** TASK OBJECTIVE **
Copy every line that contains the string "phase" from the entries below.

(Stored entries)
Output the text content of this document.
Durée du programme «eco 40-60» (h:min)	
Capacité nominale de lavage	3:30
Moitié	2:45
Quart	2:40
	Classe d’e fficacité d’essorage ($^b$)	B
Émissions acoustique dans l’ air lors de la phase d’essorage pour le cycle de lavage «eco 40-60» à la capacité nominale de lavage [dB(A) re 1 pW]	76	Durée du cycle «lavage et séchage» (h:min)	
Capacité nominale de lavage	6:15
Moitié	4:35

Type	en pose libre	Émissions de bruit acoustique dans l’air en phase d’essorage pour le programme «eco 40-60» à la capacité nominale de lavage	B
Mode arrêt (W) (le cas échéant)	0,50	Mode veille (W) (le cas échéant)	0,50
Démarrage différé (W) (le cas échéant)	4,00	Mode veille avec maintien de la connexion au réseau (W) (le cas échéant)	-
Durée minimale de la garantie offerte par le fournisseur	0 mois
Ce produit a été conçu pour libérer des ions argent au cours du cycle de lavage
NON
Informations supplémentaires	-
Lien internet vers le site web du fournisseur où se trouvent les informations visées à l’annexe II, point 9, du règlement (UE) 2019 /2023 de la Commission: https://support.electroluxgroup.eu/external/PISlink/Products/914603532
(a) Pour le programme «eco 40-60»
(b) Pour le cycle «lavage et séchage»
---
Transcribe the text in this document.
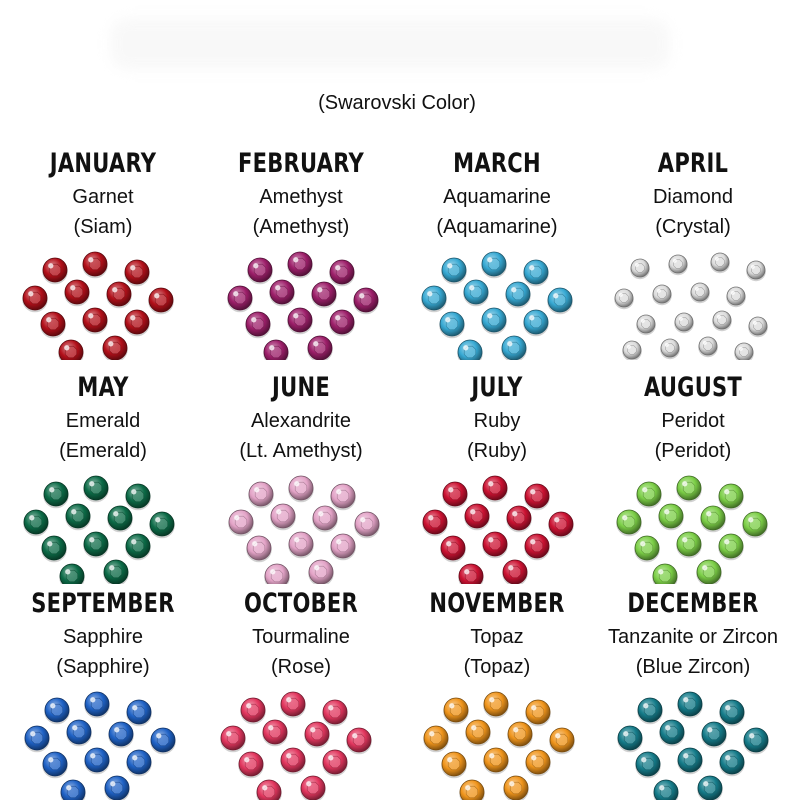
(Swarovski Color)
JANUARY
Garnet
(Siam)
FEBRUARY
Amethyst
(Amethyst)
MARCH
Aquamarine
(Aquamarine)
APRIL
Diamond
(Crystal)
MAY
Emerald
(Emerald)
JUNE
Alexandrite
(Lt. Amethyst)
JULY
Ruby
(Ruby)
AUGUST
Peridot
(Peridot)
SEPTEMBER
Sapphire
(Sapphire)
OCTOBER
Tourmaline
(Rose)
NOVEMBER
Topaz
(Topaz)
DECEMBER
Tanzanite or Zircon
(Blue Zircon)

** WRITTEN ANSWER **
Émissions acoustique dans l’ air lors de la phase d’essorage pour le cycle de lavage «eco 40-60» à la capacité nominale de lavage [dB(A) re 1 pW]	76	Durée du cycle «lavage et séchage» (h:min)	
Type	en pose libre	Émissions de bruit acoustique dans l’air en phase d’essorage pour le programme «eco 40-60» à la capacité nominale de lavage	B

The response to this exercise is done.